→ **Goal of the exercise**:
Report each line in the items below that contains the word "name", copying every such line in full.

→ **Given entries**:
----

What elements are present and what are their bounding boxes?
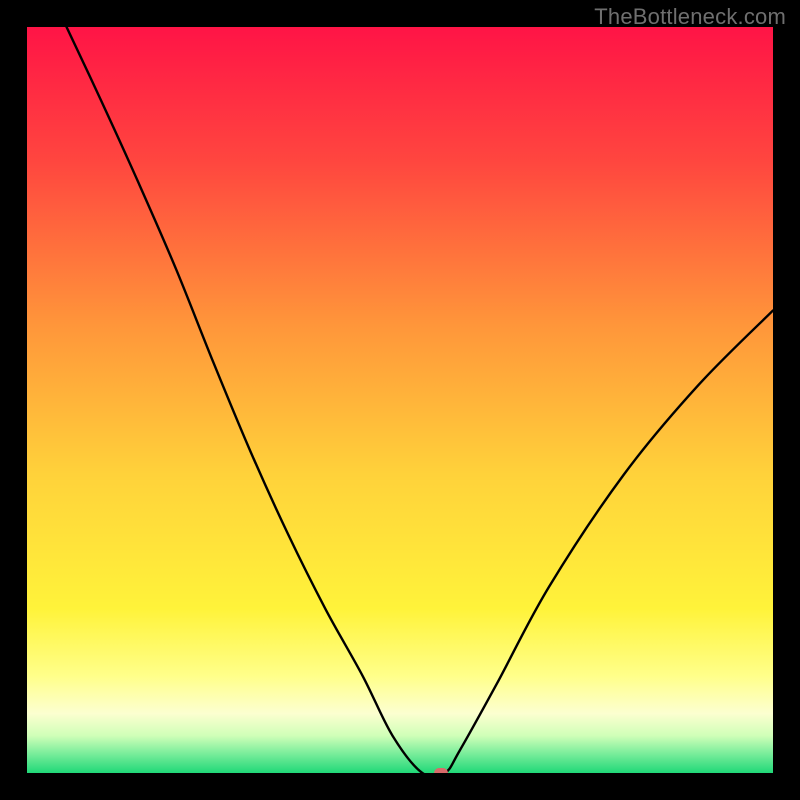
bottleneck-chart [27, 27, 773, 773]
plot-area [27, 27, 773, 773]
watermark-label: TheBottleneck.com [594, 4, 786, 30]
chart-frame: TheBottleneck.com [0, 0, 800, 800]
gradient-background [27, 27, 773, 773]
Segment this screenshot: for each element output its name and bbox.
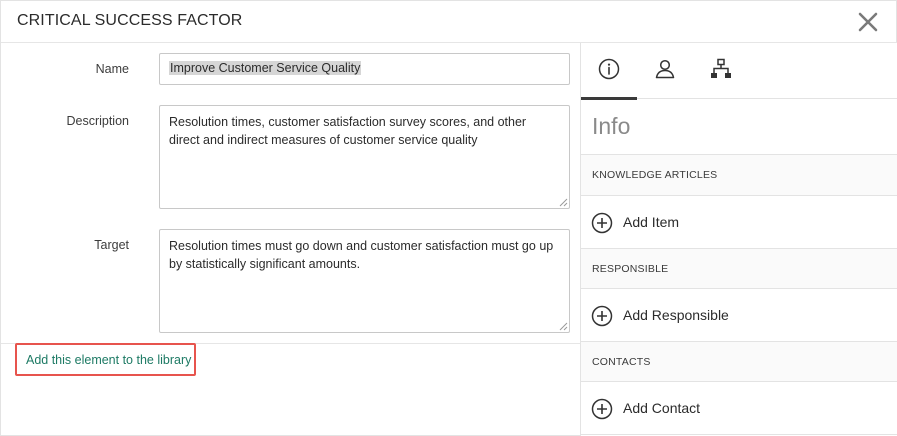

----

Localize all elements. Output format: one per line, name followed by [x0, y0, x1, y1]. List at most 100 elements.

----

→ **Final answer**:
Segment this screenshot: for each element output its name and bbox.
Localize all elements. Output format: one per line, name followed by [x0, y0, x1, y1]. List at most 100 elements.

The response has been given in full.